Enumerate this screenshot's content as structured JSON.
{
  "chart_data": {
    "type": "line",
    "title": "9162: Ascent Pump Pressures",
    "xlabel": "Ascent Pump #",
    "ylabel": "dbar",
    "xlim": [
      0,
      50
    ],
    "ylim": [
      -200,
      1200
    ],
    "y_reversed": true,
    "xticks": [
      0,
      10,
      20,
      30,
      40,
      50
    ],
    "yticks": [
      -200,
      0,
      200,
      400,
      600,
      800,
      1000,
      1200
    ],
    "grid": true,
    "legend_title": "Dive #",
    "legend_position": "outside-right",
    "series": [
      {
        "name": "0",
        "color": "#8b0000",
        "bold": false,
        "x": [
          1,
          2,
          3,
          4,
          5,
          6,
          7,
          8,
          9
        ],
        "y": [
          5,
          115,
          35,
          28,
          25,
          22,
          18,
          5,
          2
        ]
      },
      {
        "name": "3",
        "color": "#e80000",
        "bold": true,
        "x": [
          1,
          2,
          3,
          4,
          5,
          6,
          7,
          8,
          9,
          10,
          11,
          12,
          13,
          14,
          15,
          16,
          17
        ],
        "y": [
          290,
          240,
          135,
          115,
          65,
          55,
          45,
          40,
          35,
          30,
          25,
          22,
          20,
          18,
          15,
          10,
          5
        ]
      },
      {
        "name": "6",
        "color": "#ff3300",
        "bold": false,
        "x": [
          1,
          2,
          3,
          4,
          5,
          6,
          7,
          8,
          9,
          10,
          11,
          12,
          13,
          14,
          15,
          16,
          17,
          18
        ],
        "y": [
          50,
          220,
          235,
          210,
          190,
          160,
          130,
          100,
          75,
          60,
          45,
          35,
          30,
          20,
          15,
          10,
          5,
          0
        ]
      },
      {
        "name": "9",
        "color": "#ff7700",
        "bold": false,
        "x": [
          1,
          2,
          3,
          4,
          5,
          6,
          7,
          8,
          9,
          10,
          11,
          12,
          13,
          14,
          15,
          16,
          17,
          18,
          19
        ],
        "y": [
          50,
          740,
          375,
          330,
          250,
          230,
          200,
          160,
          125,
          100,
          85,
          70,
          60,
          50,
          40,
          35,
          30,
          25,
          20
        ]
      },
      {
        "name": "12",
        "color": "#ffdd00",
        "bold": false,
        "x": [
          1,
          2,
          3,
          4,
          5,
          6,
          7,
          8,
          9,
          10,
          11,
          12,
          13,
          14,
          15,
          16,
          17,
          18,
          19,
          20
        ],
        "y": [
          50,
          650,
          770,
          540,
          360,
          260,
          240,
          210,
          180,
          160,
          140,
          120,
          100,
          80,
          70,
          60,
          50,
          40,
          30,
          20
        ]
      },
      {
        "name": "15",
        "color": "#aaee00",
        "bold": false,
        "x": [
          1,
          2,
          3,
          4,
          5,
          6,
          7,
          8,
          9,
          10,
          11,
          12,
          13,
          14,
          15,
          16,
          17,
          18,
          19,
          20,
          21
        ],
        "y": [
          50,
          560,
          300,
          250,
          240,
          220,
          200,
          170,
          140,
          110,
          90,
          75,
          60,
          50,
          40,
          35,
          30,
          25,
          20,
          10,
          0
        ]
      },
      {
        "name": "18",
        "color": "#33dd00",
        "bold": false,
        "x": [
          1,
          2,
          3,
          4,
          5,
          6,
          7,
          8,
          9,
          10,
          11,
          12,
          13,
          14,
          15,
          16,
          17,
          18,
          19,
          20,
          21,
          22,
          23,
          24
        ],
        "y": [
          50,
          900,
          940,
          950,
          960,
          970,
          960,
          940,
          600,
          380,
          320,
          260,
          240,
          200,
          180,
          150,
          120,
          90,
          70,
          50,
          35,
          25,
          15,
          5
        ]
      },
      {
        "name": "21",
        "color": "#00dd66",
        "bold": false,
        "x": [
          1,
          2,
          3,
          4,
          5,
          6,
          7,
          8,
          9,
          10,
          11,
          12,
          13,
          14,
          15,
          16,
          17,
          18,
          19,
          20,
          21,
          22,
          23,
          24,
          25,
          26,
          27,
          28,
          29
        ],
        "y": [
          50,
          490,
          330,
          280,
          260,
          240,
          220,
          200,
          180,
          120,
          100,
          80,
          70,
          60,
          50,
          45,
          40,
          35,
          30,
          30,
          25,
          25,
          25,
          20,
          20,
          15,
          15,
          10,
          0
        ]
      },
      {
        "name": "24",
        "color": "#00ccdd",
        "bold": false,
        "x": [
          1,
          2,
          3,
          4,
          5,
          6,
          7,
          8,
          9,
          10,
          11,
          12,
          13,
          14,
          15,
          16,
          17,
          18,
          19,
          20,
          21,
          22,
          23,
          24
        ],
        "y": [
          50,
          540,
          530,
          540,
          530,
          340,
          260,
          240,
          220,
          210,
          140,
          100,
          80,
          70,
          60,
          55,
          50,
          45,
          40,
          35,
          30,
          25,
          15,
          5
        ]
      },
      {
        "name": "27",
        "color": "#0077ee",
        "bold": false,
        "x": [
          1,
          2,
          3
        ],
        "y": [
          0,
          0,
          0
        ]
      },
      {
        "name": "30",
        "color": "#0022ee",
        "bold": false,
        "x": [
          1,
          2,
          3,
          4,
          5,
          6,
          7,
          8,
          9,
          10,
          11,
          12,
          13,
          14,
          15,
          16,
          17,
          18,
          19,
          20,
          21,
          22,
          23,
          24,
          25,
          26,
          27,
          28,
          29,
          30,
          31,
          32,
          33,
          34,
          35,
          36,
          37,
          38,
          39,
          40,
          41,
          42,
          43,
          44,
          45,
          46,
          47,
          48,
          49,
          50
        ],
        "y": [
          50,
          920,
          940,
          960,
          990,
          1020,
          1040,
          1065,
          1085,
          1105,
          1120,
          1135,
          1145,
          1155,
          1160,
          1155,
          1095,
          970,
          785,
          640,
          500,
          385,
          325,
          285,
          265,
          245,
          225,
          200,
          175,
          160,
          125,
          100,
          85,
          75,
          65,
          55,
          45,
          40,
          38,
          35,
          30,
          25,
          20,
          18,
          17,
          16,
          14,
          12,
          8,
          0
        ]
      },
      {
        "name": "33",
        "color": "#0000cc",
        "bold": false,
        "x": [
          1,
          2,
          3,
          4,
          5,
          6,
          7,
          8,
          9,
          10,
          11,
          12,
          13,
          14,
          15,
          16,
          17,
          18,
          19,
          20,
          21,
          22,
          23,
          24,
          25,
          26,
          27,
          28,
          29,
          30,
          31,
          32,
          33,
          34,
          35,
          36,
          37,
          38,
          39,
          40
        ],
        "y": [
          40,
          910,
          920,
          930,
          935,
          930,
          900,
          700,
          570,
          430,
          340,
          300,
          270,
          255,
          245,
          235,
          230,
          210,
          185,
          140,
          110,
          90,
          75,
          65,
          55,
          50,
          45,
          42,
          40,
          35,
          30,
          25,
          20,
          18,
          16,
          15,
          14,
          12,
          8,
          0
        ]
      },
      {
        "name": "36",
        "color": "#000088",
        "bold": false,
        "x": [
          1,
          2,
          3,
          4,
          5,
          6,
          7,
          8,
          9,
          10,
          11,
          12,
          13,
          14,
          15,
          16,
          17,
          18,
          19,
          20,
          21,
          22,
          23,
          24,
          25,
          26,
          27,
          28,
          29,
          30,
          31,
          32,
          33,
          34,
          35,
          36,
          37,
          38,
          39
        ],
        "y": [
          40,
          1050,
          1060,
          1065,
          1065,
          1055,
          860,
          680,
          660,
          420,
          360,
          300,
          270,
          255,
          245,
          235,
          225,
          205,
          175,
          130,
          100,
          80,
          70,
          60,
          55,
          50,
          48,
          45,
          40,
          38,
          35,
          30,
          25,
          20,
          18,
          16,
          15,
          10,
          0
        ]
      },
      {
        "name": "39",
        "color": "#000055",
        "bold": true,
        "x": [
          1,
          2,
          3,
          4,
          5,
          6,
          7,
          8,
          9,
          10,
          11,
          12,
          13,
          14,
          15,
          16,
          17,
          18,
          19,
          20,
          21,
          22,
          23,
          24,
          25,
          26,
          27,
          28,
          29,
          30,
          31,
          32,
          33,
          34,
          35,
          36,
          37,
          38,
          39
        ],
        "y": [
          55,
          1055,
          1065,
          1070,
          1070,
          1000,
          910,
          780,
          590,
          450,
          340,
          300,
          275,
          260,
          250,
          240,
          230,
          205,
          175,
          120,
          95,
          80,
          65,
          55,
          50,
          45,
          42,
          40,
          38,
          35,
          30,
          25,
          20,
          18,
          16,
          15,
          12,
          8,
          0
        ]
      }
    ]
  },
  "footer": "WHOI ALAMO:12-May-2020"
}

********

Objective: Extract all lines that hold the word "Ascent".

Result below:
    "title": "9162: Ascent Pump Pressures",
    "xlabel": "Ascent Pump #",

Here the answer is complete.